:: ENTRIES ::

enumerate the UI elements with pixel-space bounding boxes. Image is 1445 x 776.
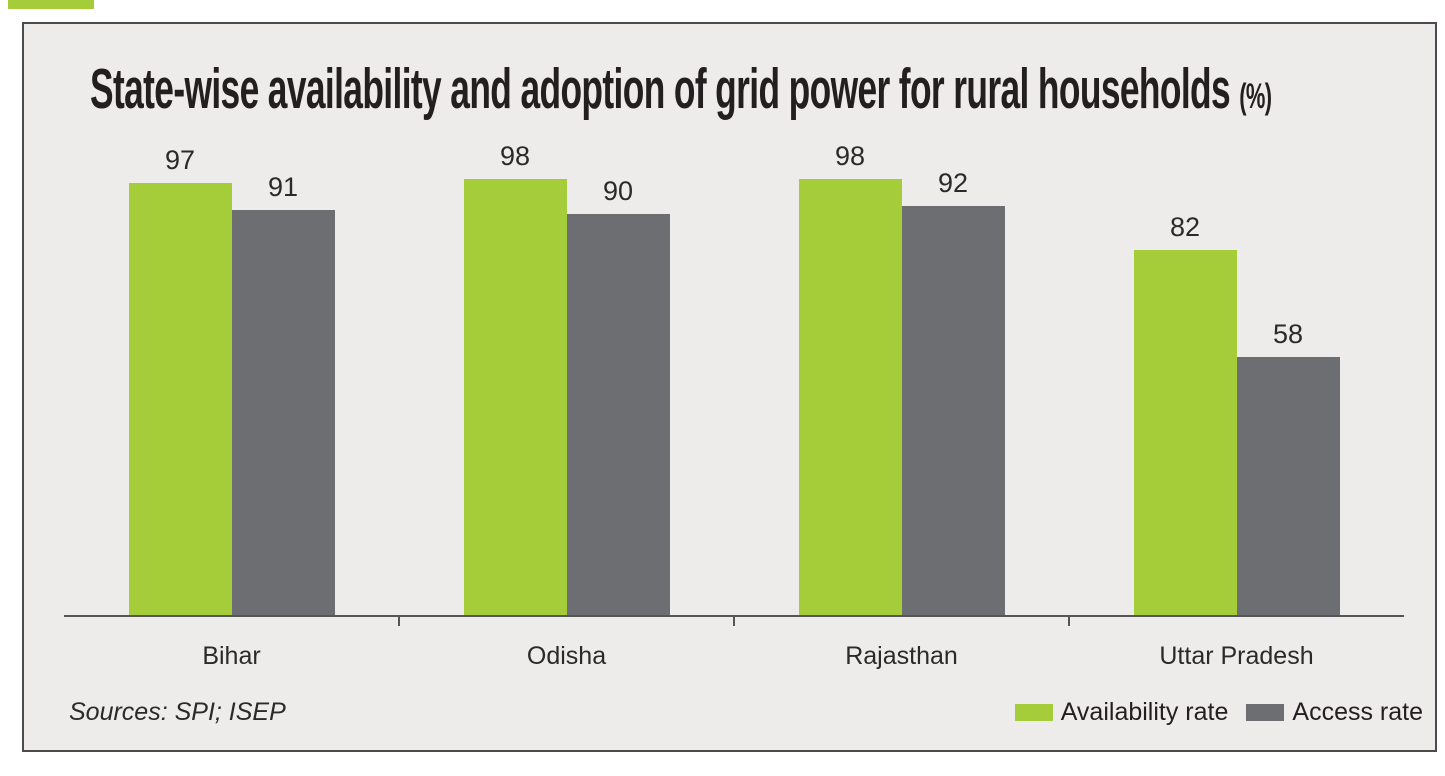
source-note: Sources: SPI; ISEP (69, 697, 286, 726)
category-labels: Bihar Odisha Rajasthan Uttar Pradesh (64, 642, 1404, 671)
bar-group-odisha: 98 90 (399, 141, 734, 615)
page-corner-accent-mark (8, 0, 94, 9)
bar-access-rate-uttar-pradesh (1236, 357, 1340, 615)
legend-swatch-access-rate (1246, 703, 1285, 721)
legend-label-access-rate: Access rate (1292, 697, 1423, 726)
x-axis-tick (398, 617, 400, 626)
bar-wrap-access-rate-odisha: 90 (566, 176, 670, 615)
bar-access-rate-odisha (566, 214, 670, 615)
legend-swatch-availability-rate (1014, 703, 1053, 721)
bar-wrap-availability-rate-rajasthan: 98 (798, 141, 902, 615)
legend-label-availability-rate: Availability rate (1060, 697, 1229, 726)
bar-availability-rate-odisha (463, 179, 567, 615)
bar-wrap-access-rate-uttar-pradesh: 58 (1236, 319, 1340, 615)
category-label-bihar: Bihar (202, 642, 261, 670)
chart-title: State-wise availability and adoption of … (90, 57, 1272, 121)
chart-footer: Sources: SPI; ISEP Availability rate Acce… (69, 696, 1423, 728)
bar-value-label-access-rate-rajasthan: 92 (937, 168, 969, 198)
category-label-odisha: Odisha (526, 642, 607, 670)
legend-item-access-rate: Access rate (1246, 698, 1423, 727)
bar-access-rate-bihar (231, 210, 335, 615)
bar-group-bihar: 97 91 (64, 145, 399, 615)
bar-wrap-availability-rate-bihar: 97 (128, 145, 232, 615)
bar-value-label-access-rate-uttar-pradesh: 58 (1272, 319, 1304, 349)
legend: Availability rate Access rate (1014, 697, 1423, 727)
legend-item-availability-rate: Availability rate (1014, 697, 1229, 727)
bar-value-label-access-rate-bihar: 91 (267, 172, 299, 202)
x-axis-tick (733, 617, 735, 626)
chart-figure: State-wise availability and adoption of … (22, 22, 1437, 752)
x-axis-tick (1068, 617, 1070, 626)
plot-area: 97 91 98 90 98 92 82 58 (64, 141, 1404, 615)
category-label-rajasthan: Rajasthan (845, 642, 958, 670)
bar-availability-rate-rajasthan (798, 179, 902, 615)
bar-value-label-availability-rate-odisha: 98 (499, 141, 531, 171)
bar-wrap-access-rate-bihar: 91 (231, 172, 335, 615)
bar-value-label-availability-rate-uttar-pradesh: 82 (1169, 212, 1201, 242)
bar-value-label-availability-rate-bihar: 97 (164, 145, 196, 175)
bar-wrap-availability-rate-uttar-pradesh: 82 (1133, 212, 1237, 615)
bar-availability-rate-uttar-pradesh (1133, 250, 1237, 615)
bar-availability-rate-bihar (128, 183, 232, 615)
bar-wrap-availability-rate-odisha: 98 (463, 141, 567, 615)
bar-group-uttar-pradesh: 82 58 (1069, 170, 1404, 615)
category-label-uttar-pradesh: Uttar Pradesh (1159, 642, 1314, 670)
bar-value-label-availability-rate-rajasthan: 98 (834, 141, 866, 171)
chart-title-text: State-wise availability and adoption of … (90, 57, 1231, 121)
bar-value-label-access-rate-odisha: 90 (602, 176, 634, 206)
bar-wrap-access-rate-rajasthan: 92 (901, 168, 1005, 615)
x-axis-line (64, 615, 1404, 626)
chart-title-unit-suffix: (%) (1239, 77, 1272, 116)
bar-access-rate-rajasthan (901, 206, 1005, 615)
bar-group-rajasthan: 98 92 (734, 141, 1069, 615)
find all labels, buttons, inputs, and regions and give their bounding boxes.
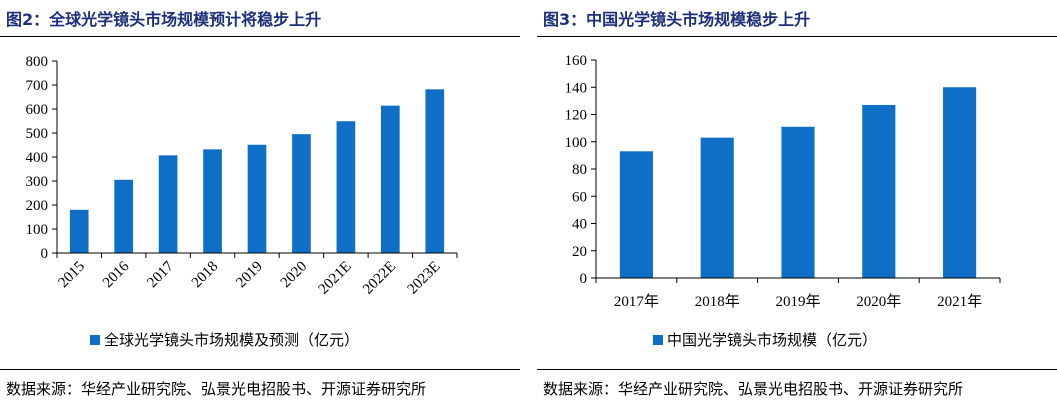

:: EXERCISE ::
How many lines in the material above contain the string "swatch"? Reply with the number only.

:: ANSWER IN FULL ::
2